Instruction 1 =
In the overfitting thread, what trailing stop loss percentage did the original poster settle on?

Passage to read =

────────

Overfitting Questions - What are your thoughts?

I would like to hear other's opinions about overfitting, because I want to avoid being guilty of it, but at the same time I want my model to be as good as it possibly can be. So here goes... In my mind, choosing stocks like Apple, Netflix, Google, and Amazon would be overfitting because past performance of those stocks isn't a guarantee of future results.

HOWEVER, in the algorithm I am working on now, I use a 5% trailing stop loss. I tried backtests at 4%, 5%, 6% and 7%, but settled on 5% because it had the best backtest result. In your opinion, is this overfitting? The idea of a stop-loss is completely reasonable, and I used the tools available to me to figure out where that number should be.

So am I overfitting, or being reasonable?

3 responses

There should be a theoretical basis behind all your algorithms. The basis should give you a risk premium. Everything else is just fluff. If your algorithm simply does well because of overfitting stop losses, then you're setting yourself up for trouble.

Minh - I definitely agree with that. Assume I have a theory/strategy that I am using, and as a part of that I feel like stop-losses are a good risk-management tool. I'm not overfitting just by trying to figure out what my stop loss percentage should be, am I? Thanks for your input.

Nothing wrong with trying some things and going with what works best. Seems reasonable.

I generally use a few rules of thumb to check (though not ensure) that I'm not fooling myself and 'overfitting' a particular parameter. These aren't exactly statistically sound but more 'seat of the pants'.

1. Small parameter changes should result in small output changes. Vary the parameter a little bit. If the output results change a lot be suspect.
2. Directional parameter changes should result in consistent directional output changes. Vary the parameter up then down. If the output consistently follows the direction (or inverse direction) then good. If the output direction changes then be suspect.
3. Inverting the parameters should invert the results. This may not be applicable to all parameters (maybe not the stop loss described above) but try flipping the logic. If a high factor value generates high returns and a low factor value generates low returns, then good. If a low factor value also creates high (or even medium) returns then be suspect.
4. Parameters should be independent of timeframe. Try backtesting across different time frames. If the same parameter choices come up as optimal then good. If parameters work in some times and not others then be suspect.
5. Parameters should be independent of the assets. Try backtesting across different independent samples of assets. If the same parameter choices come up as optimal then good. If parameters work with some samples and not others then be suspect. (See below for a custom classifier to use to generate random samples using a pipeline. Set a filter for 'universe 0' then do the same but filter for 'universe 1'. The output results should generally be the same for both samples.)
from quantopian.pipeline import  CustomClassifier
import numpy as np

class RandomUniverse(CustomClassifier):
inputs = []
window_length = 1
dtype = np.int64
missing_value = 9999
universes = 2
seed = 1
size = 10000
np.random.seed(seed)
random_buckets = np.random.randint(universes, size=size)
def compute(self, today, assets, out):
# get the asset ID into a range 0-9999

────────

Supplied data =
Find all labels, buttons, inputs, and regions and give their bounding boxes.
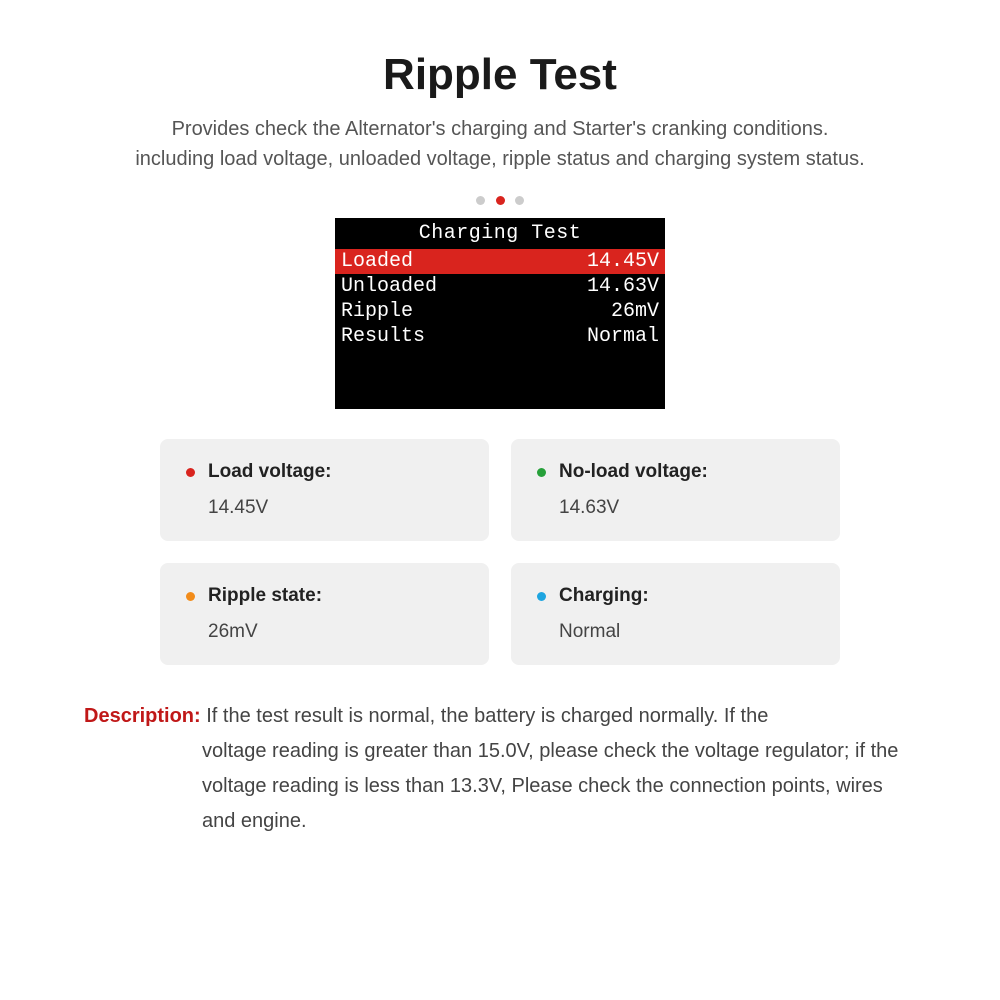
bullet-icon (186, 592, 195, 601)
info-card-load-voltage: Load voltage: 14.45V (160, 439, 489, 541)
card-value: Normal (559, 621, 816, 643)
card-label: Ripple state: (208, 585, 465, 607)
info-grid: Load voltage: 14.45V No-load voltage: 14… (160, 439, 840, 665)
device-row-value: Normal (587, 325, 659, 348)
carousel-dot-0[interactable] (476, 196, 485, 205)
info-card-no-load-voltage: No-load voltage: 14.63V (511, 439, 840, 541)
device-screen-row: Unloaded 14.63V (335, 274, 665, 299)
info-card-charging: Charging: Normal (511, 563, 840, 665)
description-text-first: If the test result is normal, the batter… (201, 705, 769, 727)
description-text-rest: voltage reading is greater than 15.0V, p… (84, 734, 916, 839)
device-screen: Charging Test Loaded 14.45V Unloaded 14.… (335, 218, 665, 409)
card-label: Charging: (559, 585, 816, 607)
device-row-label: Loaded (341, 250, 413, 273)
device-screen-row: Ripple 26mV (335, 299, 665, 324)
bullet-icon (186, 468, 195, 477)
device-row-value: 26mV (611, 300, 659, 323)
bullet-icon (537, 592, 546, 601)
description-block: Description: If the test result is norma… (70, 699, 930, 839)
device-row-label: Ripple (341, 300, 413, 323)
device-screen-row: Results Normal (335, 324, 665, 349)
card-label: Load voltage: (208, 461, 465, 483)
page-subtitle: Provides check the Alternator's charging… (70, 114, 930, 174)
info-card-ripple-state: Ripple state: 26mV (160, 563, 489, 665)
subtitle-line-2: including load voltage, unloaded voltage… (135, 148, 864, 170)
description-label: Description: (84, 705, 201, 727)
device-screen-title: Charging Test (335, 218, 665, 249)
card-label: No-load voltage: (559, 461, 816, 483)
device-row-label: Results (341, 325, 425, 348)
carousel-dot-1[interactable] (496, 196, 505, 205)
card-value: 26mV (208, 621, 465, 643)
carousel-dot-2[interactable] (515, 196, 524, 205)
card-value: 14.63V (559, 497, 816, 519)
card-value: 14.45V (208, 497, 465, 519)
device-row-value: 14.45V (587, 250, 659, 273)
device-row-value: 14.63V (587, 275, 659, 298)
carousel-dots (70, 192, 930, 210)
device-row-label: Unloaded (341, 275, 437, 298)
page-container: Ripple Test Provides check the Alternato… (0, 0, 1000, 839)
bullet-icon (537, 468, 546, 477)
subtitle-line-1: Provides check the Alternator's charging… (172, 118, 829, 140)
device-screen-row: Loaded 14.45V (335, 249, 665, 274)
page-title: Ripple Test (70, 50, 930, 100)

────────

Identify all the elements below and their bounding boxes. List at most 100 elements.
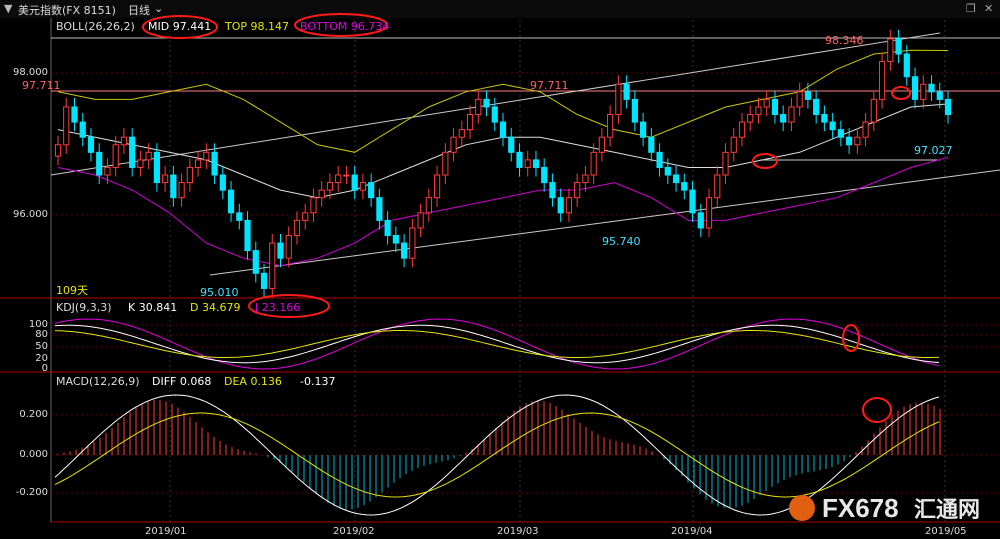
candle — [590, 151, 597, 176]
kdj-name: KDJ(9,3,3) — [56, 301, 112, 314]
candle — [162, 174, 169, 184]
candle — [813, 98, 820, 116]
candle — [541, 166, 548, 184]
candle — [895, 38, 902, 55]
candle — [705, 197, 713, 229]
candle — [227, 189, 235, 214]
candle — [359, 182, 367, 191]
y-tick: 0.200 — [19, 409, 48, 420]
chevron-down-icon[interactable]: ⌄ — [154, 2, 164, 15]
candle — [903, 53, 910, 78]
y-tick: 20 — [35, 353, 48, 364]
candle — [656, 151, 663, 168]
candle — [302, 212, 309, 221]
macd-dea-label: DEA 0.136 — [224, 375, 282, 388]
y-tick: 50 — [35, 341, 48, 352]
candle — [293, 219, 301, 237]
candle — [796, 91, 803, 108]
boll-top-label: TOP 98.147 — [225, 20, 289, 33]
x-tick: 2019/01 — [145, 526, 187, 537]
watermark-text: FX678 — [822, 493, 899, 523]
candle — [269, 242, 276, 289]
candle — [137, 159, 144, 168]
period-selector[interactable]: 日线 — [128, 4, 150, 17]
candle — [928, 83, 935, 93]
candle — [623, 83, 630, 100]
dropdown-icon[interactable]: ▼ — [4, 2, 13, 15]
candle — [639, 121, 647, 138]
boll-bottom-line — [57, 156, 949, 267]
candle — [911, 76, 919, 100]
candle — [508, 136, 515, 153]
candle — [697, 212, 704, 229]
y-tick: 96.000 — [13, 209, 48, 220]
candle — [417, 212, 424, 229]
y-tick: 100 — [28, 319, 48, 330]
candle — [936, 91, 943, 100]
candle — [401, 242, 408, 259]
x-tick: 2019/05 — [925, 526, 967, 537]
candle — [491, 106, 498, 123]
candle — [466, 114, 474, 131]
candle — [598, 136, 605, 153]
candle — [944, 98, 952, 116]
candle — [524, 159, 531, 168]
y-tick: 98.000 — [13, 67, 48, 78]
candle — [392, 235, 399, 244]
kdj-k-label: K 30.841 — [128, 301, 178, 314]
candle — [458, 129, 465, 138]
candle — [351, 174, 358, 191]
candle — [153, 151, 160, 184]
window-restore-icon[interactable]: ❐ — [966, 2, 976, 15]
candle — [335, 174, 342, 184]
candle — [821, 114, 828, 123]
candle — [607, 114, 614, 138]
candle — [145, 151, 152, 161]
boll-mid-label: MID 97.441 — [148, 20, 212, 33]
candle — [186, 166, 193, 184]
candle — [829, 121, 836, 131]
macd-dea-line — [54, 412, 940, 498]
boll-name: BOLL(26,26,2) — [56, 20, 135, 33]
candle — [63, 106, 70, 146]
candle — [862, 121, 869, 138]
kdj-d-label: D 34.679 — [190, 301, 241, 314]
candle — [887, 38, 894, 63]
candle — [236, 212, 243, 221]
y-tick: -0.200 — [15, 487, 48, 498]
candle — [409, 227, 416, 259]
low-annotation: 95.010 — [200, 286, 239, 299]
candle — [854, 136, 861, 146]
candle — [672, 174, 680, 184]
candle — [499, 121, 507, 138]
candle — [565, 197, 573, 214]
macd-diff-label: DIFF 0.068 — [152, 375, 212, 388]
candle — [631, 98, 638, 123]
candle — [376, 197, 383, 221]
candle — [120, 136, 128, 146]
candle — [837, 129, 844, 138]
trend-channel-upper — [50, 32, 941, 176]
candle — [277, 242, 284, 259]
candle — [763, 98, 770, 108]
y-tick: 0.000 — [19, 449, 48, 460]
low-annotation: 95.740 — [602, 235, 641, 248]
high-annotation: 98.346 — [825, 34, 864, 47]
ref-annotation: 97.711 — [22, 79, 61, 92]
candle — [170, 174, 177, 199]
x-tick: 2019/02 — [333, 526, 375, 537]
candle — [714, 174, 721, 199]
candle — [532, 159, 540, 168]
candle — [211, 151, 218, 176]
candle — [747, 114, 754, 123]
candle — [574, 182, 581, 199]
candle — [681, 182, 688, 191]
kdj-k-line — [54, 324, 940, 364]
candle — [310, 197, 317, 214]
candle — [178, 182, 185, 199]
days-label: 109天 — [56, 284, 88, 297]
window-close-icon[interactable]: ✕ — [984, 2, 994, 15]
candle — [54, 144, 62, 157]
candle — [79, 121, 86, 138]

────────

Instruction 2 =
In the entries, rename "candle" to "candlestick" in the stretch from the line containing "candle — [590, 151, 597, 176]" through the line containing "y-tick: 20 — [35, 353, 48, 364]", and return only those lines with every other part unchanged.

Complete answer 1 =
5%

Complete answer 2 =
candlestick — [590, 151, 597, 176]
kdj-name: KDJ(9,3,3) — [56, 301, 112, 314]
candlestick — [162, 174, 169, 184]
candlestick — [813, 98, 820, 116]
candlestick — [541, 166, 548, 184]
candlestick — [895, 38, 902, 55]
candlestick — [705, 197, 713, 229]
candlestick — [227, 189, 235, 214]
candlestick — [359, 182, 367, 191]
y-tick: 0.200 — [19, 409, 48, 420]
chevron-down-icon[interactable]: ⌄ — [154, 2, 164, 15]
candlestick — [903, 53, 910, 78]
y-tick: 20 — [35, 353, 48, 364]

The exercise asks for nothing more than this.